> [MATERIAL FOR THIS EXERCISE]:
====================
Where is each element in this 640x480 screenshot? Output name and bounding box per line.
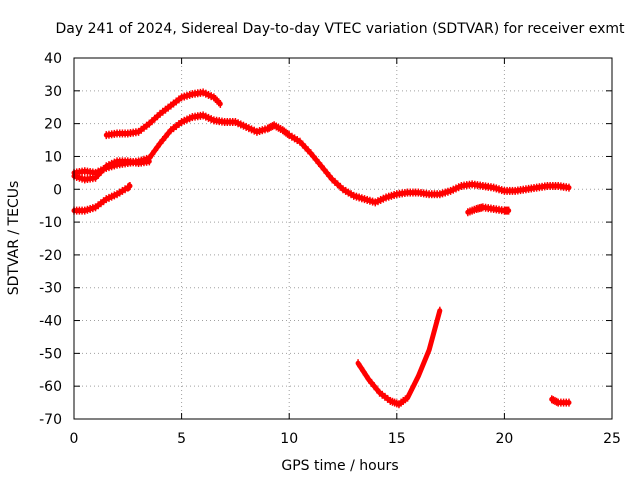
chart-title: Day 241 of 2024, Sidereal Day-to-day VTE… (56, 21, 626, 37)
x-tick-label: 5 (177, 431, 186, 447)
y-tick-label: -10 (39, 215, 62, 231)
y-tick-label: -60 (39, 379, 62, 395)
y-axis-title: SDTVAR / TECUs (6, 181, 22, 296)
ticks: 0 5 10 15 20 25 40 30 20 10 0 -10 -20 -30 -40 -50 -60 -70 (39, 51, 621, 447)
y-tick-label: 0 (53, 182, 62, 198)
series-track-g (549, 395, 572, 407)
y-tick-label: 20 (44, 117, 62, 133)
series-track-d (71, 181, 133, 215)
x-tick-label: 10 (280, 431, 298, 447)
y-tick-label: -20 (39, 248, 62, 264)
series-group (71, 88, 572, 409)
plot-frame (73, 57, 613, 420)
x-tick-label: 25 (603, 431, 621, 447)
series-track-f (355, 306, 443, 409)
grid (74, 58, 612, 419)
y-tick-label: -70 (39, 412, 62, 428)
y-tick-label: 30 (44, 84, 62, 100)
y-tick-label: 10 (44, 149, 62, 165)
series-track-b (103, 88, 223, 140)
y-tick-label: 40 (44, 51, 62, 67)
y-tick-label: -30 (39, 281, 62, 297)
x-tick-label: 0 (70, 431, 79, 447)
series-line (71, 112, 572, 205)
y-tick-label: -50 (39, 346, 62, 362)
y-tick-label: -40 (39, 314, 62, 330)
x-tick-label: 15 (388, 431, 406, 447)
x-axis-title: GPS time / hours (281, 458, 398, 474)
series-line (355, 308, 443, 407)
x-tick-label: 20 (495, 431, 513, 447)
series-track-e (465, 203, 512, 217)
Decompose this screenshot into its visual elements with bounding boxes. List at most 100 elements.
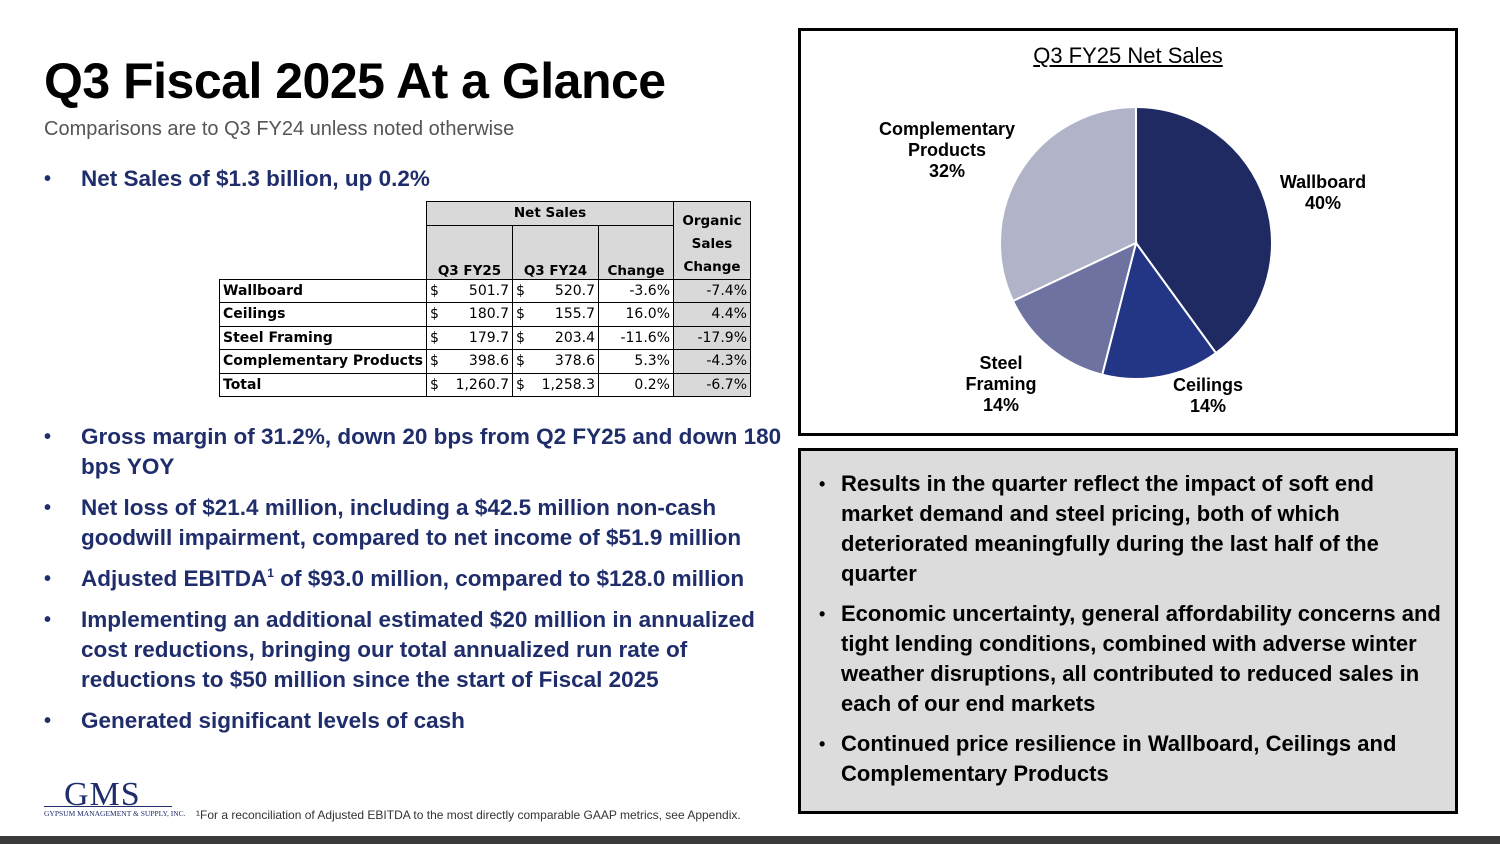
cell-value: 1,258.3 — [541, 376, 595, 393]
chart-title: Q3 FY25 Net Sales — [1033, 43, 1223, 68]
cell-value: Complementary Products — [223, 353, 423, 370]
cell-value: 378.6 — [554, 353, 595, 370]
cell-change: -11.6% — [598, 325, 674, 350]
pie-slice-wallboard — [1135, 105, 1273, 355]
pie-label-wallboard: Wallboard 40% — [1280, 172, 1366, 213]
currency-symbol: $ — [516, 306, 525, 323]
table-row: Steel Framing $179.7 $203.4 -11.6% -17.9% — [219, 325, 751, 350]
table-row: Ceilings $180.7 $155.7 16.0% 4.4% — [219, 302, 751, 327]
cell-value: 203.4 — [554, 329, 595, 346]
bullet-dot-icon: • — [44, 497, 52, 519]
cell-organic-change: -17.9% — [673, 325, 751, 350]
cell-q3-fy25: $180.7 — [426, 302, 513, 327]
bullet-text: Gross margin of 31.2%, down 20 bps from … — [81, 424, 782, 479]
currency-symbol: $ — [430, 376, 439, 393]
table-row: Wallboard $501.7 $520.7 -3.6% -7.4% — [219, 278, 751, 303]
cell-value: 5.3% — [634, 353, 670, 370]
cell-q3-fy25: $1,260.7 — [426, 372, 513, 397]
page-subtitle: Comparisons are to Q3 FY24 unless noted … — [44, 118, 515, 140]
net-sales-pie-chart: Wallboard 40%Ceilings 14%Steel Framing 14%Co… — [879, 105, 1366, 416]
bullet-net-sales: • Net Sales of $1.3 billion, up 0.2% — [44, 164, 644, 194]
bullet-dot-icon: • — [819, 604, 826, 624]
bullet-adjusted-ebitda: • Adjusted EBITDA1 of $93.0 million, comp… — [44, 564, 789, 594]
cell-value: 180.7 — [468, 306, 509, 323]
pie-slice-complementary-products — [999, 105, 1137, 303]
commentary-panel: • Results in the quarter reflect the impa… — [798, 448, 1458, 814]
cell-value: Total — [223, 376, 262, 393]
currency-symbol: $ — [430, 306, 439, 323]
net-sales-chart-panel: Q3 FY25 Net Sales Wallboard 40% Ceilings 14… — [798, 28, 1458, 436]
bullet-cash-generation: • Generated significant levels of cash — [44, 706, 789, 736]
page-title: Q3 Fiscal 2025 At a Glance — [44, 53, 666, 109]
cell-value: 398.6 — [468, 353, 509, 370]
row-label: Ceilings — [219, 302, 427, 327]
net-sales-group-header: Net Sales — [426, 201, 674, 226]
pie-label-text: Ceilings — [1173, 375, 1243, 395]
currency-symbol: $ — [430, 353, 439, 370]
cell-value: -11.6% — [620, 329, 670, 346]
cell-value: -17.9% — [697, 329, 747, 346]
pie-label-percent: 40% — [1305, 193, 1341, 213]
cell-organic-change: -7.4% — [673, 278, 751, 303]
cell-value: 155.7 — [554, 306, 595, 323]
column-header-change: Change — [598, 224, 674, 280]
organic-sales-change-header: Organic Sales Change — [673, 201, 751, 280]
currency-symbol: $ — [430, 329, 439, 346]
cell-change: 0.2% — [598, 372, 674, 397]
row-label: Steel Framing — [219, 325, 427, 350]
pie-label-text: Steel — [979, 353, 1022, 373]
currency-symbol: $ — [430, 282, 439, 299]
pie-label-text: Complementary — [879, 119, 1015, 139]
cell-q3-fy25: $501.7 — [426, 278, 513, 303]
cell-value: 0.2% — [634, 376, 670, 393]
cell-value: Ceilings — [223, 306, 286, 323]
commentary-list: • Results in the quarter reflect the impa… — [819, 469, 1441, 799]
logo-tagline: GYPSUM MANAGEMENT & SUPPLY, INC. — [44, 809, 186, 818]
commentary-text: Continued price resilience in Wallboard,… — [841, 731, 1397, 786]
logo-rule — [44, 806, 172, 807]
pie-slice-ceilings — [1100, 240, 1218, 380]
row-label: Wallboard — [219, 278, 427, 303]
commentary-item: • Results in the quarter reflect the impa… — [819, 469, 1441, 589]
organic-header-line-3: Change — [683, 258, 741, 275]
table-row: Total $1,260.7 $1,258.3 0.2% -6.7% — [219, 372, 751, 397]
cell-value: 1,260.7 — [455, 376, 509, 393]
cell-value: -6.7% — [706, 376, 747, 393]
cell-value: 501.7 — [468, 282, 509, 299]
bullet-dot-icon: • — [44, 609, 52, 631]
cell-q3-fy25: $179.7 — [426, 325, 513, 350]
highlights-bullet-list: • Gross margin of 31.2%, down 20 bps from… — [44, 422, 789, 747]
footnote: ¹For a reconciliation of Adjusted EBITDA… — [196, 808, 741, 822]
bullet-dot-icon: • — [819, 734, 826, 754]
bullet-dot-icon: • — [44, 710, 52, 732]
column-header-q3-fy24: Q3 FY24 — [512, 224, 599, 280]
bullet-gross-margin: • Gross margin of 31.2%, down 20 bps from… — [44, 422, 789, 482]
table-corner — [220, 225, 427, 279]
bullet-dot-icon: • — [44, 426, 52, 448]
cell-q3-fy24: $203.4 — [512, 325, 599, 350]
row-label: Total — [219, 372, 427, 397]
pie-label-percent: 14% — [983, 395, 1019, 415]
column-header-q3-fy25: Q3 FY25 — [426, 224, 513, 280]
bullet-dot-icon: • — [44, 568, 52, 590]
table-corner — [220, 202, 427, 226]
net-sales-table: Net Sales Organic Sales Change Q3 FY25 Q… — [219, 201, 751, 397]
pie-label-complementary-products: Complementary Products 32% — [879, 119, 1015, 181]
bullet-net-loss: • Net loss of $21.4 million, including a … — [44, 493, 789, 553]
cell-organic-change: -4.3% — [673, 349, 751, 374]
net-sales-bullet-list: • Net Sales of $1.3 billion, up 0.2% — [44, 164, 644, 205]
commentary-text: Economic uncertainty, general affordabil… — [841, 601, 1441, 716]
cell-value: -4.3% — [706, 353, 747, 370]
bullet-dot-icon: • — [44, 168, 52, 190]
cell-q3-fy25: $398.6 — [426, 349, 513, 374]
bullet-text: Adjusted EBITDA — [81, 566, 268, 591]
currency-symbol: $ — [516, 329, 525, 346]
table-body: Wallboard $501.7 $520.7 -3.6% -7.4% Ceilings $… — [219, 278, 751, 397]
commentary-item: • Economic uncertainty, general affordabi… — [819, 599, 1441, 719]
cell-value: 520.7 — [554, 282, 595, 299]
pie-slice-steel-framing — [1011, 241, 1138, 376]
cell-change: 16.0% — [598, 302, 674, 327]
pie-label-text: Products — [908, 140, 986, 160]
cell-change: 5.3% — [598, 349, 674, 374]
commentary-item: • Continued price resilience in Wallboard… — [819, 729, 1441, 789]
====================
> [SHORT PROBLEM]: In the material, take everything from the line containing "chart-title: Day 241" down to the line containing "plot-frame (73, 57, 613, 420)", both included. Reproduce only those lines, with "series-group" switched to "series-cluster" and all else unchanged.

> [RESPONSE TO THE EXERCISE]:
chart-title: Day 241 of 2024, Sidereal Day-to-day VTE… (56, 21, 626, 37)
x-tick-label: 5 (177, 431, 186, 447)
y-tick-label: -10 (39, 215, 62, 231)
y-tick-label: -60 (39, 379, 62, 395)
y-axis-title: SDTVAR / TECUs (6, 181, 22, 296)
ticks: 0 5 10 15 20 25 40 30 20 10 0 -10 -20 -30 -40 -50 -60 -70 (39, 51, 621, 447)
y-tick-label: 0 (53, 182, 62, 198)
series-track-g (549, 395, 572, 407)
y-tick-label: 20 (44, 117, 62, 133)
series-track-d (71, 181, 133, 215)
x-tick-label: 10 (280, 431, 298, 447)
y-tick-label: -20 (39, 248, 62, 264)
series-cluster (71, 88, 572, 409)
plot-frame (73, 57, 613, 420)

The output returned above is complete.